---- DATASET ENTRIES
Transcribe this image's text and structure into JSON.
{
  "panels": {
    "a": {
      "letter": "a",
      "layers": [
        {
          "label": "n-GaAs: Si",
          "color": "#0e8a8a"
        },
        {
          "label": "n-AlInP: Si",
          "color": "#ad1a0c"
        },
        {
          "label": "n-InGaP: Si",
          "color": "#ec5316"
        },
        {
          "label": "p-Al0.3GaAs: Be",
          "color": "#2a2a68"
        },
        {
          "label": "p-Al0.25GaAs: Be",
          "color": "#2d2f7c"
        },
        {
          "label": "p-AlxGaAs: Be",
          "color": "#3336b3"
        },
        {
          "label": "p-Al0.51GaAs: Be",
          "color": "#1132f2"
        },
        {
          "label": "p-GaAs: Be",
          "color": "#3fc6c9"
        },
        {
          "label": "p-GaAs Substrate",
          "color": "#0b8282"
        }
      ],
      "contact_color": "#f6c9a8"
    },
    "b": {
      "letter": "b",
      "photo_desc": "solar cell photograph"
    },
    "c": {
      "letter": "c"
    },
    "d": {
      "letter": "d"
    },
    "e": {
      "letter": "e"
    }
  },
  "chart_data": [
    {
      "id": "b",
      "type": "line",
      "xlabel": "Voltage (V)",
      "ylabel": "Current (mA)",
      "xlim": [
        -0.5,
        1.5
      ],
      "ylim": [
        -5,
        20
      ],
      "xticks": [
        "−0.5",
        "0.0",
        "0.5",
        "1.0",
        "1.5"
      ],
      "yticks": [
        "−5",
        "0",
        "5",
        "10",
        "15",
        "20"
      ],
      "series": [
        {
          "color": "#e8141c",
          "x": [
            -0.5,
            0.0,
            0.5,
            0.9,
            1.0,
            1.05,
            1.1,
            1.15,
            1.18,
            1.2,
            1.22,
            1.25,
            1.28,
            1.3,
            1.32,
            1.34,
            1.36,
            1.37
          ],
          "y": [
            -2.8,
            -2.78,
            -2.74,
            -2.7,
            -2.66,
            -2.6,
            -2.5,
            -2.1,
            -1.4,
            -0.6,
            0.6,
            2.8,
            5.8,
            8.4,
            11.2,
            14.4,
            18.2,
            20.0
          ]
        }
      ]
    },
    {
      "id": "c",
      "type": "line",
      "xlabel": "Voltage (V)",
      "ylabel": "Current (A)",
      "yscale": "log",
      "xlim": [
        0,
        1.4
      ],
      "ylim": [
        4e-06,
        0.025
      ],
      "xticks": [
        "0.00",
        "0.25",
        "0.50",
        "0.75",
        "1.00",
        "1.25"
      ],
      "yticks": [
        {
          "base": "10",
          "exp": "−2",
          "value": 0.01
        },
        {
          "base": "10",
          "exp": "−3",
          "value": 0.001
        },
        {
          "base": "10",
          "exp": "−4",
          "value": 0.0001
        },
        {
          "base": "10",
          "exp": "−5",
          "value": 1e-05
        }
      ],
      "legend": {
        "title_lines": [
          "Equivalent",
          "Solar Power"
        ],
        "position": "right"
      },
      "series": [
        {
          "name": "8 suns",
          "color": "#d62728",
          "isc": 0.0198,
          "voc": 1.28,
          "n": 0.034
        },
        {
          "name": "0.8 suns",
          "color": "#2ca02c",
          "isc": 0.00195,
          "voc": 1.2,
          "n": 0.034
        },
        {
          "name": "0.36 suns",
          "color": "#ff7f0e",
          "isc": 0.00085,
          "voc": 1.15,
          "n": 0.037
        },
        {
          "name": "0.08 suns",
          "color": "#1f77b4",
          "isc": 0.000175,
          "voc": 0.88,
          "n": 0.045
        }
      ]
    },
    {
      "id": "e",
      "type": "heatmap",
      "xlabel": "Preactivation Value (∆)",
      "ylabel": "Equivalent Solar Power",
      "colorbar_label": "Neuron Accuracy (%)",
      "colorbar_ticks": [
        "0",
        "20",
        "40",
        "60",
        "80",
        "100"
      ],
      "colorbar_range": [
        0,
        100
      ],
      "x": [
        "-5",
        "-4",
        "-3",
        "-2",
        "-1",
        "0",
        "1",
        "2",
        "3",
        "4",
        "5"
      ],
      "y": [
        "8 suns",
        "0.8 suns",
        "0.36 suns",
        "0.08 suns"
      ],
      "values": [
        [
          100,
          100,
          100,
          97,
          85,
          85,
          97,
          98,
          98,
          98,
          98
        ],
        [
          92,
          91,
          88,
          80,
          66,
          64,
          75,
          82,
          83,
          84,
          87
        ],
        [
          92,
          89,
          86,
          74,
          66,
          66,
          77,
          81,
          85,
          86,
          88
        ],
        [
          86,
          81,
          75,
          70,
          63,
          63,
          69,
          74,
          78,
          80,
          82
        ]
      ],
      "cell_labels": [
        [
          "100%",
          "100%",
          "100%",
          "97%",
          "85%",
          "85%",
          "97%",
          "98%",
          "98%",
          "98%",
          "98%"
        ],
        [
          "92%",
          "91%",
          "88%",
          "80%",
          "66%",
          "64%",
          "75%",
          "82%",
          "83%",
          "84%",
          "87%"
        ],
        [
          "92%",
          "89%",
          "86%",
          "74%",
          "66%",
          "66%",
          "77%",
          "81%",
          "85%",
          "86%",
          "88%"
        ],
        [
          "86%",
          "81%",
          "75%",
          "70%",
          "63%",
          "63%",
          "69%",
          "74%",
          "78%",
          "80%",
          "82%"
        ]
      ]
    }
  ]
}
--------
TASK TO COMPLETE
Return each line with "suns".

OUTPUT
          "name": "8 suns",
          "name": "0.8 suns",
          "name": "0.36 suns",
          "name": "0.08 suns",
        "8 suns",
        "0.8 suns",
        "0.36 suns",
        "0.08 suns"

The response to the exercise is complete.